# start of Items

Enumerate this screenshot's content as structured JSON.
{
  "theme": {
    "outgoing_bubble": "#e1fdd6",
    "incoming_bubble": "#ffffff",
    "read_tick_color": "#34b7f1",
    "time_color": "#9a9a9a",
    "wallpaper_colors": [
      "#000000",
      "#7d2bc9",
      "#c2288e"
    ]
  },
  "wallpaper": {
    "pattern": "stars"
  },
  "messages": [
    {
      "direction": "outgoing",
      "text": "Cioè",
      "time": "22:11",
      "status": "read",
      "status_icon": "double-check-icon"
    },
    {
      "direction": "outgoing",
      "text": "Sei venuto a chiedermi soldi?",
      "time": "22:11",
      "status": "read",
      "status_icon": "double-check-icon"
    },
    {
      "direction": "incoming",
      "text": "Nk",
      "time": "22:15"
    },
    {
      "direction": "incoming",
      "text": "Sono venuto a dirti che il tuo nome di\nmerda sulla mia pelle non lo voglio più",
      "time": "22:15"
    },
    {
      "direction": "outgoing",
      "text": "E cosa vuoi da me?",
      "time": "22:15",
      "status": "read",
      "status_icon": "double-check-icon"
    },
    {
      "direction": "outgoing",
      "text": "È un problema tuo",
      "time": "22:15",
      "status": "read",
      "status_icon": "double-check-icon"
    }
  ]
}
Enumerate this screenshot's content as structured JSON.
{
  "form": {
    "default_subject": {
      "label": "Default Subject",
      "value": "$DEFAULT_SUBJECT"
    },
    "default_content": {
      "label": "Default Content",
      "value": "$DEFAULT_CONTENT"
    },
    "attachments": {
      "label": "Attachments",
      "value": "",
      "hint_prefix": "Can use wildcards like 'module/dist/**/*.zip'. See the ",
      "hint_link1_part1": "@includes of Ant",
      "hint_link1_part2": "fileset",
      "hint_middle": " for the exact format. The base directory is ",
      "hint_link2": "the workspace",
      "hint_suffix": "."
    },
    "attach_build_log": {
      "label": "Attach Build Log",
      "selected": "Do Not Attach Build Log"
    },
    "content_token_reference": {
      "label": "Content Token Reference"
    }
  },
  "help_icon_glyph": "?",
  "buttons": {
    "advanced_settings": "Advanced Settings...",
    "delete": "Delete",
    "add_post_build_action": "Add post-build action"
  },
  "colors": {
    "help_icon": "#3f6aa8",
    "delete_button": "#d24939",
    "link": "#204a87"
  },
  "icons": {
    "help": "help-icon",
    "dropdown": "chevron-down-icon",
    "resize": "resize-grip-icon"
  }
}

# end of Items

Task objective: From the listing above, extract every line exactly as it stands.

Output:
Enumerate this screenshot's content as structured JSON.
{
  "theme": {
    "outgoing_bubble": "#e1fdd6",
    "incoming_bubble": "#ffffff",
    "read_tick_color": "#34b7f1",
    "time_color": "#9a9a9a",
    "wallpaper_colors": [
      "#000000",
      "#7d2bc9",
      "#c2288e"
    ]
  },
  "wallpaper": {
    "pattern": "stars"
  },
  "messages": [
    {
      "direction": "outgoing",
      "text": "Cioè",
      "time": "22:11",
      "status": "read",
      "status_icon": "double-check-icon"
    },
    {
      "direction": "outgoing",
      "text": "Sei venuto a chiedermi soldi?",
      "time": "22:11",
      "status": "read",
      "status_icon": "double-check-icon"
    },
    {
      "direction": "incoming",
      "text": "Nk",
      "time": "22:15"
    },
    {
      "direction": "incoming",
      "text": "Sono venuto a dirti che il tuo nome di\nmerda sulla mia pelle non lo voglio più",
      "time": "22:15"
    },
    {
      "direction": "outgoing",
      "text": "E cosa vuoi da me?",
      "time": "22:15",
      "status": "read",
      "status_icon": "double-check-icon"
    },
    {
      "direction": "outgoing",
      "text": "È un problema tuo",
      "time": "22:15",
      "status": "read",
      "status_icon": "double-check-icon"
    }
  ]
}
Enumerate this screenshot's content as structured JSON.
{
  "form": {
    "default_subject": {
      "label": "Default Subject",
      "value": "$DEFAULT_SUBJECT"
    },
    "default_content": {
      "label": "Default Content",
      "value": "$DEFAULT_CONTENT"
    },
    "attachments": {
      "label": "Attachments",
      "value": "",
      "hint_prefix": "Can use wildcards like 'module/dist/**/*.zip'. See the ",
      "hint_link1_part1": "@includes of Ant",
      "hint_link1_part2": "fileset",
      "hint_middle": " for the exact format. The base directory is ",
      "hint_link2": "the workspace",
      "hint_suffix": "."
    },
    "attach_build_log": {
      "label": "Attach Build Log",
      "selected": "Do Not Attach Build Log"
    },
    "content_token_reference": {
      "label": "Content Token Reference"
    }
  },
  "help_icon_glyph": "?",
  "buttons": {
    "advanced_settings": "Advanced Settings...",
    "delete": "Delete",
    "add_post_build_action": "Add post-build action"
  },
  "colors": {
    "help_icon": "#3f6aa8",
    "delete_button": "#d24939",
    "link": "#204a87"
  },
  "icons": {
    "help": "help-icon",
    "dropdown": "chevron-down-icon",
    "resize": "resize-grip-icon"
  }
}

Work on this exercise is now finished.